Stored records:

- - -

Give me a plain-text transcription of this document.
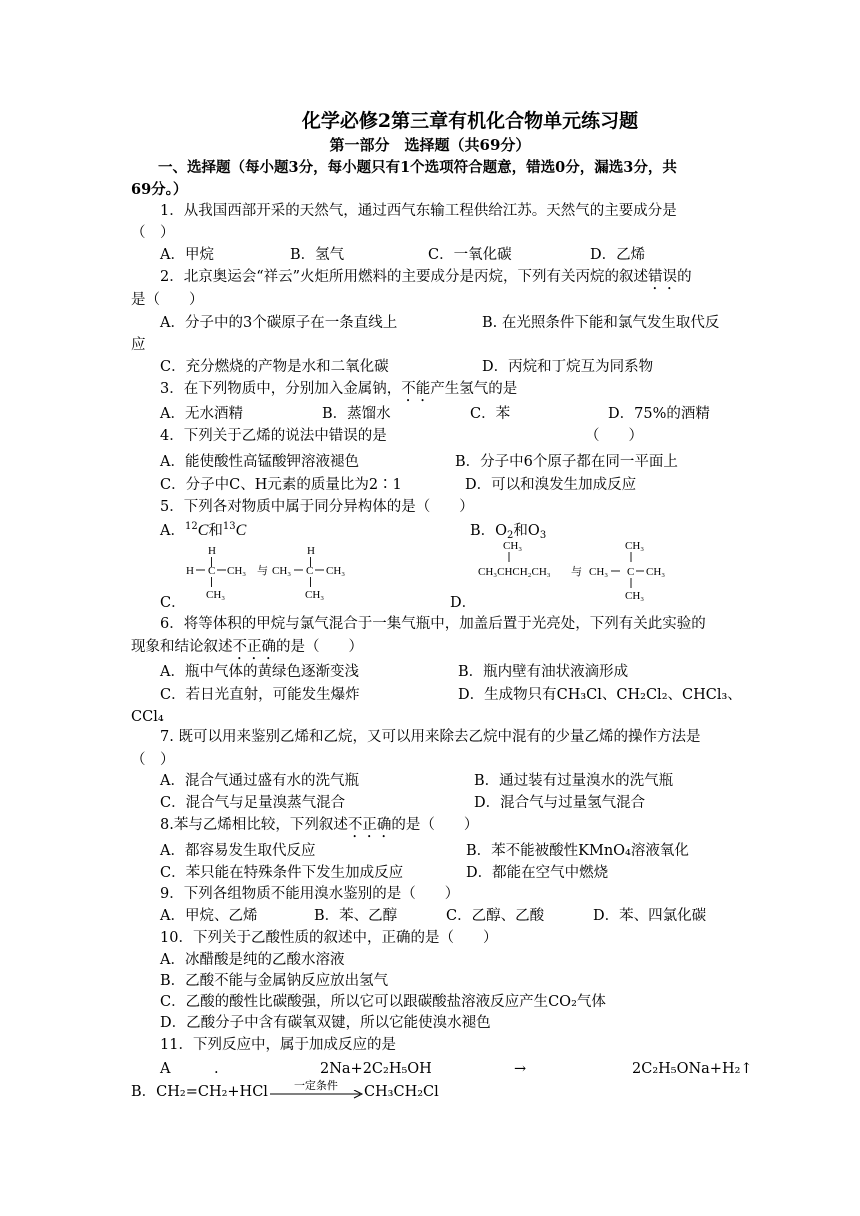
化学必修2第三章有机化合物单元练习题
第一部分　选择题（共69分）
一、选择题（每小题3分，每小题只有1个选项符合题意，错选0分，漏选3分，共
69分。）
1．从我国西部开采的天然气，通过西气东输工程供给江苏。天然气的主要成分是
（　）
A．甲烷	B．氢气	C．一氧化碳	D．乙烯
2．北京奥运会“祥云”火炬所用燃料的主要成分是丙烷，下列有关丙烷的叙述错误的
是（　　）
A．分子中的3个碳原子在一条直线上	B. 在光照条件下能和氯气发生取代反
应
C．充分燃烧的产物是水和二氧化碳	D．丙烷和丁烷互为同系物
3．在下列物质中，分别加入金属钠，不能产生氢气的是
A．无水酒精	B．蒸馏水	C．苯	D．75%的酒精
4．下列关于乙烯的说法中错误的是	（　　）
A．能使酸性高锰酸钾溶液褪色	B．分子中6个原子都在同一平面上
C．分子中C、H元素的质量比为2∶1	D．可以和溴发生加成反应
5．下列各对物质中属于同分异构体的是（　　）
A．$^{12}$C和$^{13}$C	B．$O_2$和$O_3$
H
H C CH₃
CH₃
与 CH₃
H
C CH₃
CH₃
CH₃
CH₃CHCH₂CH₃ 与 CH₃
CH₃
C CH₃
CH₃
C．	D．
6．将等体积的甲烷与氯气混合于一集气瓶中，加盖后置于光亮处，下列有关此实验的
现象和结论叙述不正确的是（　　）
A．瓶中气体的黄绿色逐渐变浅	B．瓶内壁有油状液滴形成
C．若日光直射，可能发生爆炸	D．生成物只有CH₃Cl、CH₂Cl₂、CHCl₃、
CCl₄
7. 既可以用来鉴别乙烯和乙烷，又可以用来除去乙烷中混有的少量乙烯的操作方法是
（　）
A．混合气通过盛有水的洗气瓶	B．通过装有过量溴水的洗气瓶
C．混合气与足量溴蒸气混合	D．混合气与过量氢气混合
8.苯与乙烯相比较，下列叙述不正确的是（　　）
A．都容易发生取代反应	B．苯不能被酸性KMnO₄溶液氧化
C．苯只能在特殊条件下发生加成反应	D．都能在空气中燃烧
9．下列各组物质不能用溴水鉴别的是（　　）
A．甲烷、乙烯	B．苯、乙醇	C．乙醇、乙酸	D．苯、四氯化碳
10．下列关于乙酸性质的叙述中，正确的是（　　）
A．冰醋酸是纯的乙酸水溶液
B．乙酸不能与金属钠反应放出氢气
C．乙酸的酸性比碳酸强，所以它可以跟碳酸盐溶液反应产生CO₂气体
D．乙酸分子中含有碳氧双键，所以它能使溴水褪色
11．下列反应中，属于加成反应的是
A	.	2Na+2C₂H₅OH	→	2C₂H₅ONa+H₂↑
B．CH₂=CH₂+HCl	一定条件	CH₃CH₂Cl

- - -

Every record must be copied exactly, with the pictures left out.

WORKED ANSWER:
Give me a plain-text transcription of this document.
化学必修2第三章有机化合物单元练习题
第一部分　选择题（共69分）
一、选择题（每小题3分，每小题只有1个选项符合题意，错选0分，漏选3分，共
69分。）
1．从我国西部开采的天然气，通过西气东输工程供给江苏。天然气的主要成分是
（　）
A．甲烷	B．氢气	C．一氧化碳	D．乙烯
2．北京奥运会“祥云”火炬所用燃料的主要成分是丙烷，下列有关丙烷的叙述错误的
是（　　）
A．分子中的3个碳原子在一条直线上	B. 在光照条件下能和氯气发生取代反
应
C．充分燃烧的产物是水和二氧化碳	D．丙烷和丁烷互为同系物
3．在下列物质中，分别加入金属钠，不能产生氢气的是
A．无水酒精	B．蒸馏水	C．苯	D．75%的酒精
4．下列关于乙烯的说法中错误的是	（　　）
A．能使酸性高锰酸钾溶液褪色	B．分子中6个原子都在同一平面上
C．分子中C、H元素的质量比为2∶1	D．可以和溴发生加成反应
5．下列各对物质中属于同分异构体的是（　　）
A．$^{12}$C和$^{13}$C	B．$O_2$和$O_3$
H
H C CH₃
CH₃
与 CH₃
H
C CH₃
CH₃
CH₃
CH₃CHCH₂CH₃ 与 CH₃
CH₃
C CH₃
CH₃
C．	D．
6．将等体积的甲烷与氯气混合于一集气瓶中，加盖后置于光亮处，下列有关此实验的
现象和结论叙述不正确的是（　　）
A．瓶中气体的黄绿色逐渐变浅	B．瓶内壁有油状液滴形成
C．若日光直射，可能发生爆炸	D．生成物只有CH₃Cl、CH₂Cl₂、CHCl₃、
CCl₄
7. 既可以用来鉴别乙烯和乙烷，又可以用来除去乙烷中混有的少量乙烯的操作方法是
（　）
A．混合气通过盛有水的洗气瓶	B．通过装有过量溴水的洗气瓶
C．混合气与足量溴蒸气混合	D．混合气与过量氢气混合
8.苯与乙烯相比较，下列叙述不正确的是（　　）
A．都容易发生取代反应	B．苯不能被酸性KMnO₄溶液氧化
C．苯只能在特殊条件下发生加成反应	D．都能在空气中燃烧
9．下列各组物质不能用溴水鉴别的是（　　）
A．甲烷、乙烯	B．苯、乙醇	C．乙醇、乙酸	D．苯、四氯化碳
10．下列关于乙酸性质的叙述中，正确的是（　　）
A．冰醋酸是纯的乙酸水溶液
B．乙酸不能与金属钠反应放出氢气
C．乙酸的酸性比碳酸强，所以它可以跟碳酸盐溶液反应产生CO₂气体
D．乙酸分子中含有碳氧双键，所以它能使溴水褪色
11．下列反应中，属于加成反应的是
A	.	2Na+2C₂H₅OH	→	2C₂H₅ONa+H₂↑
B．CH₂=CH₂+HCl	一定条件	CH₃CH₂Cl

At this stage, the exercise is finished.